■ **EXERCISE INPUT**:
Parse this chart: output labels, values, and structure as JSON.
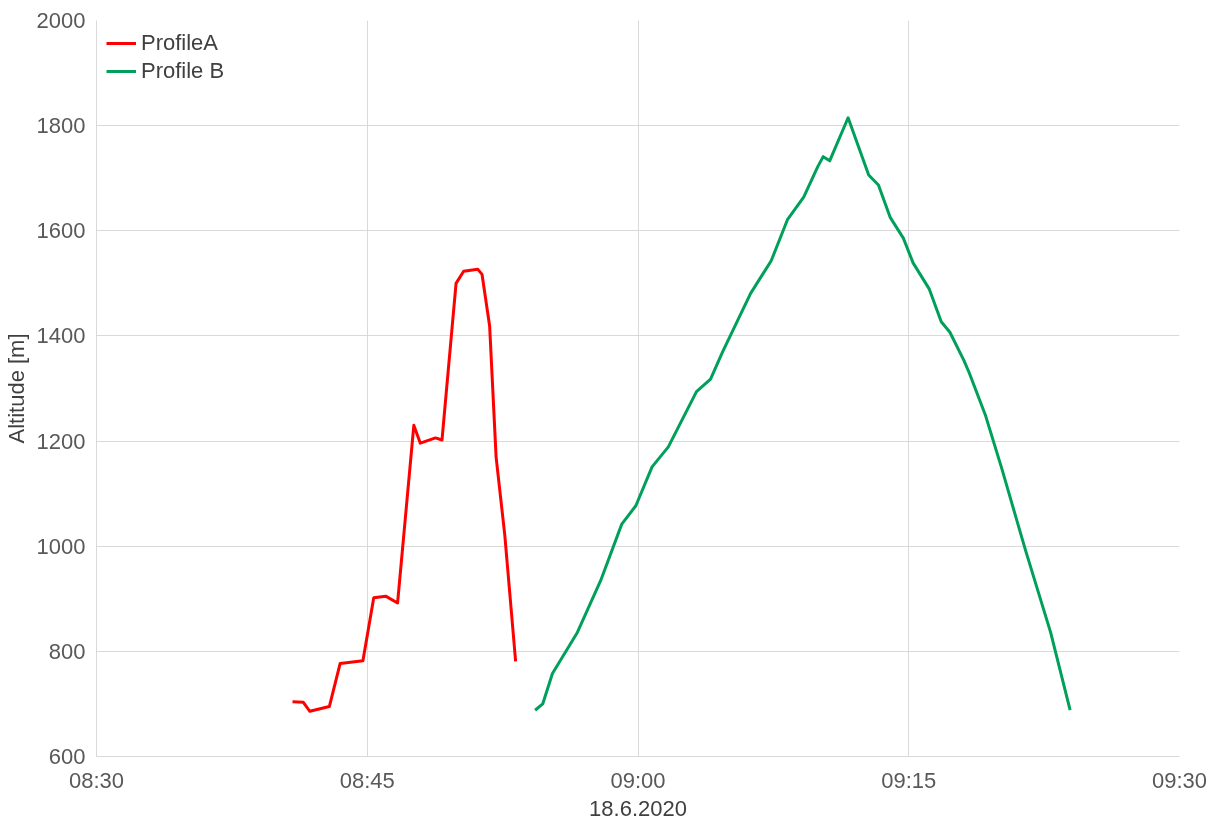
{
  "chart_data": {
    "type": "line",
    "xlabel": "18.6.2020",
    "ylabel": "Altitude [m]",
    "xlim": [
      8.5,
      9.5
    ],
    "xticks": [
      {
        "value": 8.5,
        "label": "08:30"
      },
      {
        "value": 8.75,
        "label": "08:45"
      },
      {
        "value": 9.0,
        "label": "09:00"
      },
      {
        "value": 9.25,
        "label": "09:15"
      },
      {
        "value": 9.5,
        "label": "09:30"
      }
    ],
    "ylim": [
      600,
      2000
    ],
    "yticks": [
      600,
      800,
      1000,
      1200,
      1400,
      1600,
      1800,
      2000
    ],
    "grid": true,
    "legend": "top left",
    "marker": "none",
    "line_style": "solid",
    "series": [
      {
        "name": "ProfileA",
        "color": "#ff0000",
        "x": [
          8.681,
          8.691,
          8.697,
          8.715,
          8.725,
          8.746,
          8.756,
          8.767,
          8.778,
          8.793,
          8.799,
          8.813,
          8.819,
          8.832,
          8.839,
          8.852,
          8.856,
          8.863,
          8.869,
          8.877,
          8.887
        ],
        "values": [
          704,
          703,
          686,
          695,
          777,
          782,
          902,
          905,
          892,
          1230,
          1196,
          1206,
          1202,
          1500,
          1523,
          1527,
          1517,
          1419,
          1169,
          1021,
          781
        ]
      },
      {
        "name": "Profile B",
        "color": "#00a05a",
        "x": [
          8.905,
          8.912,
          8.921,
          8.944,
          8.966,
          8.985,
          8.998,
          9.013,
          9.028,
          9.054,
          9.067,
          9.078,
          9.104,
          9.123,
          9.138,
          9.153,
          9.166,
          9.171,
          9.177,
          9.194,
          9.213,
          9.222,
          9.233,
          9.245,
          9.254,
          9.269,
          9.28,
          9.288,
          9.301,
          9.306,
          9.321,
          9.336,
          9.358,
          9.381,
          9.399
        ],
        "values": [
          688,
          700,
          758,
          836,
          937,
          1042,
          1077,
          1151,
          1189,
          1294,
          1318,
          1369,
          1481,
          1543,
          1621,
          1664,
          1722,
          1741,
          1733,
          1815,
          1706,
          1687,
          1625,
          1586,
          1539,
          1489,
          1427,
          1407,
          1353,
          1329,
          1248,
          1147,
          991,
          836,
          688
        ]
      }
    ]
  }
}
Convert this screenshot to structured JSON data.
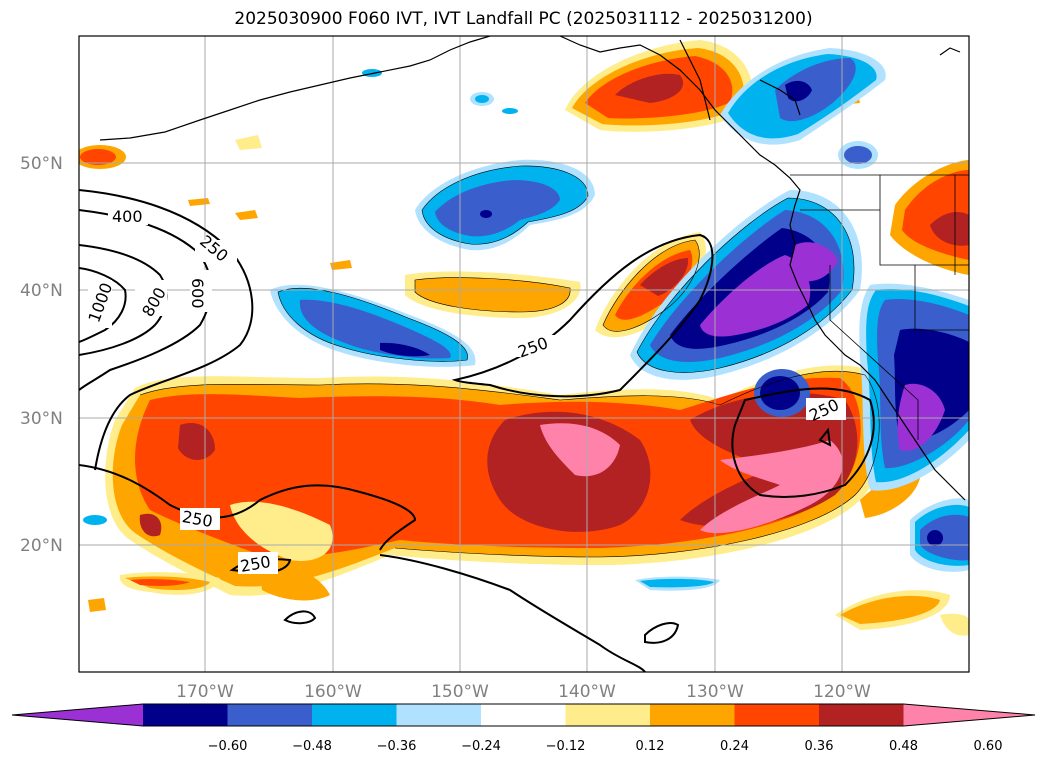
{
  "title": "2025030900 F060 IVT, IVT Landfall PC (2025031112 - 2025031200)",
  "map": {
    "lat_labels": [
      "50°N",
      "40°N",
      "30°N",
      "20°N"
    ],
    "lon_labels": [
      "170°W",
      "160°W",
      "150°W",
      "140°W",
      "130°W",
      "120°W"
    ]
  },
  "ivt_contours": {
    "labels": [
      "400",
      "250",
      "600",
      "800",
      "1000",
      "250",
      "250",
      "250",
      "250"
    ]
  },
  "colorbar": {
    "ticks": [
      "−0.60",
      "−0.48",
      "−0.36",
      "−0.24",
      "−0.12",
      "0.12",
      "0.24",
      "0.36",
      "0.48",
      "0.60"
    ],
    "colors": [
      "#9b30d5",
      "#00008b",
      "#3a5fcd",
      "#00b2ee",
      "#b0e2ff",
      "#ffffff",
      "#ffec8b",
      "#ffa500",
      "#ff4500",
      "#b22222",
      "#ff82ab"
    ]
  },
  "colors": {
    "coast": "#000000",
    "grid": "#aaaaaa",
    "contour": "#000000"
  }
}
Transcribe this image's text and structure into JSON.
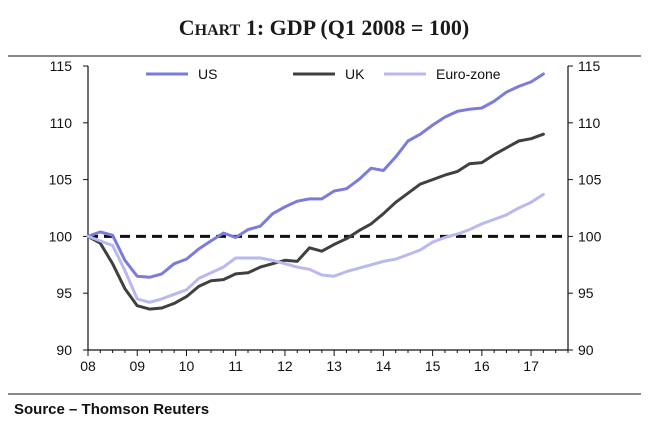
{
  "chart_data": {
    "type": "line",
    "title": "Chart 1: GDP (Q1 2008 = 100)",
    "title_parts": {
      "first": "C",
      "rest_smallcaps": "HART",
      "tail": " 1: GDP (Q1 2008 = 100)"
    },
    "xlabel": "",
    "ylabel": "",
    "xlim": [
      2008,
      2017.75
    ],
    "ylim": [
      90,
      115
    ],
    "x_ticks": [
      {
        "value": 2008,
        "label": "08"
      },
      {
        "value": 2009,
        "label": "09"
      },
      {
        "value": 2010,
        "label": "10"
      },
      {
        "value": 2011,
        "label": "11"
      },
      {
        "value": 2012,
        "label": "12"
      },
      {
        "value": 2013,
        "label": "13"
      },
      {
        "value": 2014,
        "label": "14"
      },
      {
        "value": 2015,
        "label": "15"
      },
      {
        "value": 2016,
        "label": "16"
      },
      {
        "value": 2017,
        "label": "17"
      }
    ],
    "y_ticks": [
      90,
      95,
      100,
      105,
      110,
      115
    ],
    "y_ticks_right": [
      90,
      95,
      100,
      105,
      110,
      115
    ],
    "reference_line": 100,
    "x_start": 2008,
    "x_step": 0.25,
    "legend_position": "top",
    "series": [
      {
        "name": "US",
        "color": "#7b7bdb",
        "values": [
          100,
          100.4,
          100.1,
          97.9,
          96.5,
          96.4,
          96.7,
          97.6,
          98.0,
          98.9,
          99.6,
          100.3,
          99.9,
          100.6,
          100.9,
          102.0,
          102.6,
          103.1,
          103.3,
          103.3,
          104.0,
          104.2,
          105.0,
          106.0,
          105.8,
          107.0,
          108.4,
          109.0,
          109.8,
          110.5,
          111.0,
          111.2,
          111.3,
          111.9,
          112.7,
          113.2,
          113.6,
          114.3
        ]
      },
      {
        "name": "UK",
        "color": "#404040",
        "values": [
          100,
          99.4,
          97.6,
          95.4,
          93.9,
          93.6,
          93.7,
          94.1,
          94.7,
          95.6,
          96.1,
          96.2,
          96.7,
          96.8,
          97.3,
          97.6,
          97.9,
          97.8,
          99.0,
          98.7,
          99.3,
          99.8,
          100.5,
          101.1,
          102.0,
          103.0,
          103.8,
          104.6,
          105.0,
          105.4,
          105.7,
          106.4,
          106.5,
          107.2,
          107.8,
          108.4,
          108.6,
          109.0
        ]
      },
      {
        "name": "Euro-zone",
        "color": "#b9b9ef",
        "values": [
          100,
          99.6,
          99.2,
          97.0,
          94.5,
          94.2,
          94.5,
          94.9,
          95.3,
          96.3,
          96.8,
          97.3,
          98.1,
          98.1,
          98.1,
          97.9,
          97.6,
          97.3,
          97.1,
          96.6,
          96.5,
          96.9,
          97.2,
          97.5,
          97.8,
          98.0,
          98.4,
          98.8,
          99.5,
          99.9,
          100.2,
          100.6,
          101.1,
          101.5,
          101.9,
          102.5,
          103.0,
          103.7
        ]
      }
    ],
    "source": "Source – Thomson Reuters"
  },
  "colors": {
    "axis": "#111111",
    "reference": "#111111",
    "background": "#ffffff"
  }
}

■ **GIVEN EXERCISE**: Among the lines of the material, find those that hold the word "JSON" and copy them.

■ **TASK RESULT**:
Parse this chart: output labels, values, and structure as JSON.
Convert this screenshot to structured JSON data.
Transcribe this image's text and structure into JSON.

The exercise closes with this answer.